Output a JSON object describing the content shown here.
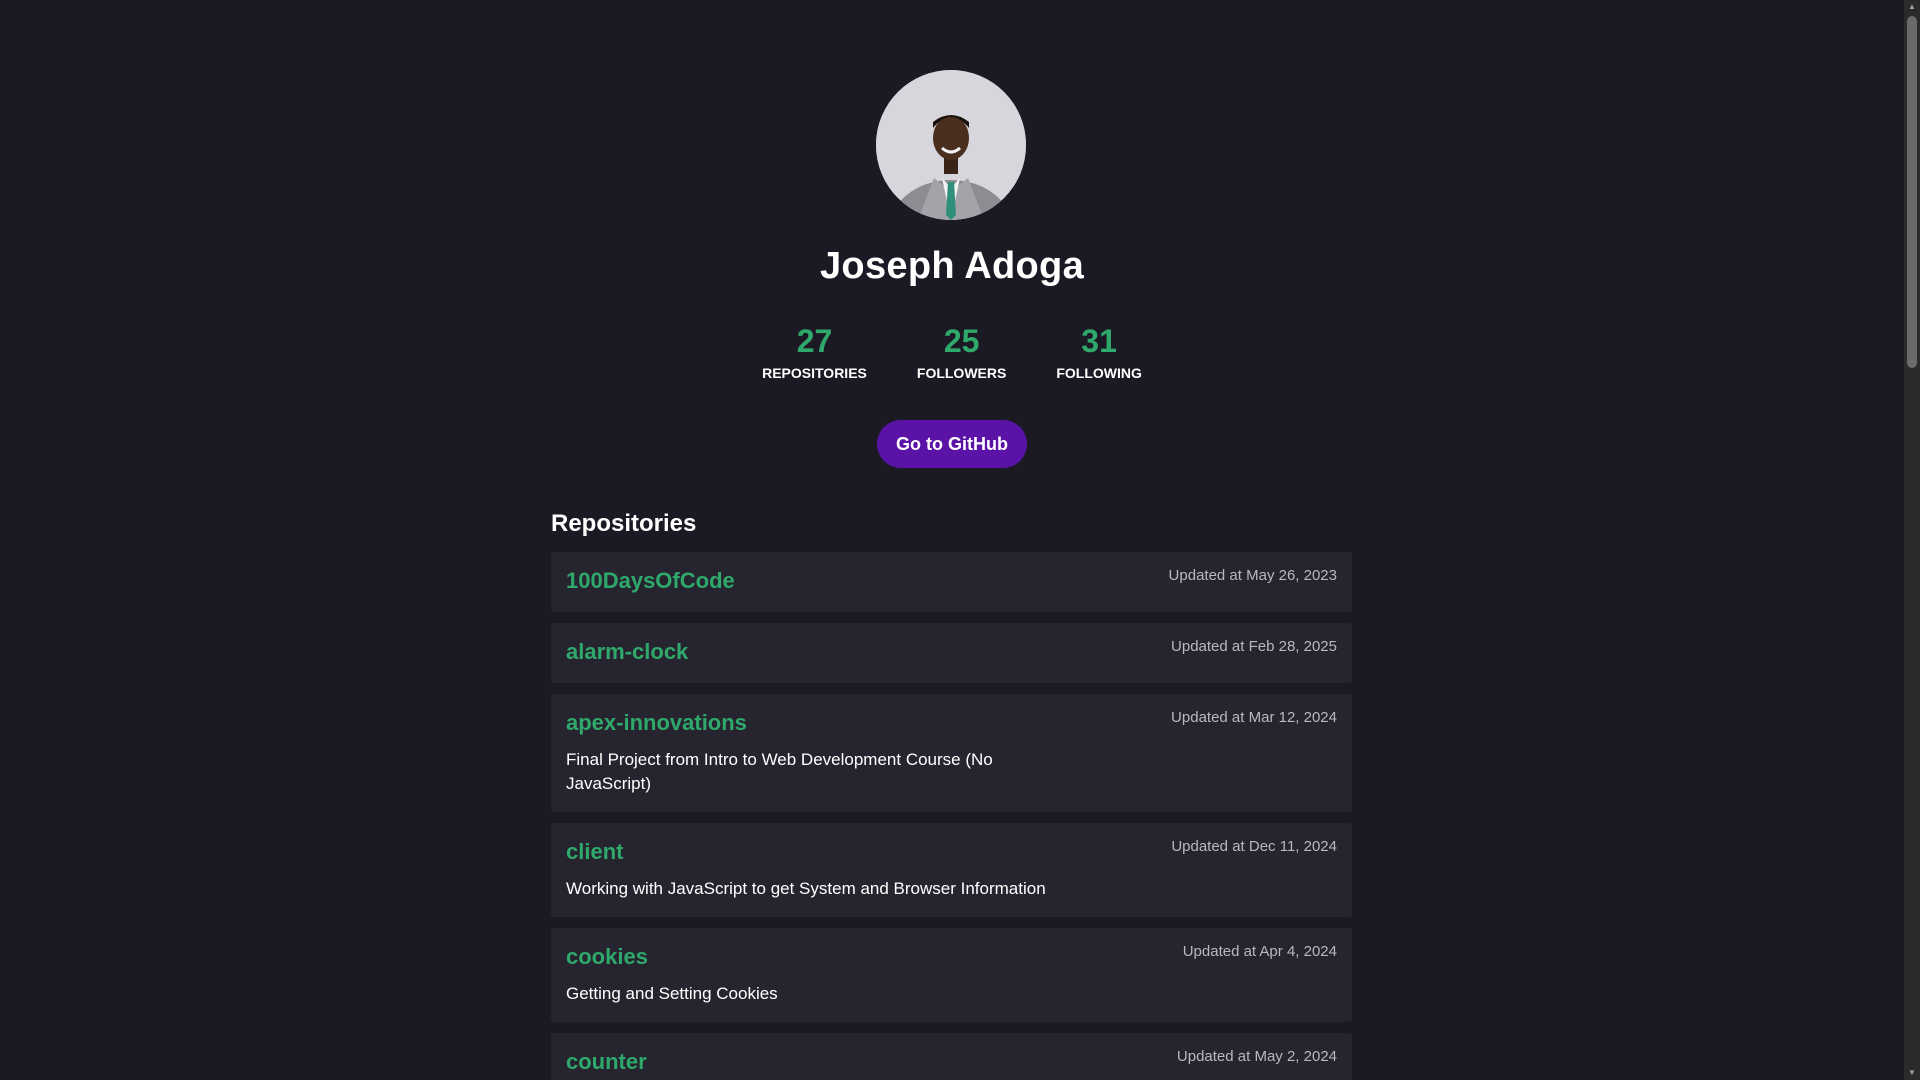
{
  "profile": {
    "name": "Joseph Adoga",
    "stats": [
      {
        "value": "27",
        "label": "REPOSITORIES"
      },
      {
        "value": "25",
        "label": "FOLLOWERS"
      },
      {
        "value": "31",
        "label": "FOLLOWING"
      }
    ],
    "button_label": "Go to GitHub"
  },
  "repositories": {
    "heading": "Repositories",
    "items": [
      {
        "name": "100DaysOfCode",
        "updated": "Updated at May 26, 2023",
        "description": ""
      },
      {
        "name": "alarm-clock",
        "updated": "Updated at Feb 28, 2025",
        "description": ""
      },
      {
        "name": "apex-innovations",
        "updated": "Updated at Mar 12, 2024",
        "description": "Final Project from Intro to Web Development Course (No JavaScript)"
      },
      {
        "name": "client",
        "updated": "Updated at Dec 11, 2024",
        "description": "Working with JavaScript to get System and Browser Information"
      },
      {
        "name": "cookies",
        "updated": "Updated at Apr 4, 2024",
        "description": "Getting and Setting Cookies"
      },
      {
        "name": "counter",
        "updated": "Updated at May 2, 2024",
        "description": ""
      }
    ]
  },
  "colors": {
    "background": "#1b1a24",
    "card": "#26252f",
    "accent_green": "#2fa86b",
    "button_purple": "#5b12a6"
  }
}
┄┄┄┄┄┄┄┄┄┄
Problem to work on: Print out every entry above without changing a word, and leave out the pictures.

Exercise response:
Output a JSON object describing the content shown here.
{
  "profile": {
    "name": "Joseph Adoga",
    "stats": [
      {
        "value": "27",
        "label": "REPOSITORIES"
      },
      {
        "value": "25",
        "label": "FOLLOWERS"
      },
      {
        "value": "31",
        "label": "FOLLOWING"
      }
    ],
    "button_label": "Go to GitHub"
  },
  "repositories": {
    "heading": "Repositories",
    "items": [
      {
        "name": "100DaysOfCode",
        "updated": "Updated at May 26, 2023",
        "description": ""
      },
      {
        "name": "alarm-clock",
        "updated": "Updated at Feb 28, 2025",
        "description": ""
      },
      {
        "name": "apex-innovations",
        "updated": "Updated at Mar 12, 2024",
        "description": "Final Project from Intro to Web Development Course (No JavaScript)"
      },
      {
        "name": "client",
        "updated": "Updated at Dec 11, 2024",
        "description": "Working with JavaScript to get System and Browser Information"
      },
      {
        "name": "cookies",
        "updated": "Updated at Apr 4, 2024",
        "description": "Getting and Setting Cookies"
      },
      {
        "name": "counter",
        "updated": "Updated at May 2, 2024",
        "description": ""
      }
    ]
  },
  "colors": {
    "background": "#1b1a24",
    "card": "#26252f",
    "accent_green": "#2fa86b",
    "button_purple": "#5b12a6"
  }
}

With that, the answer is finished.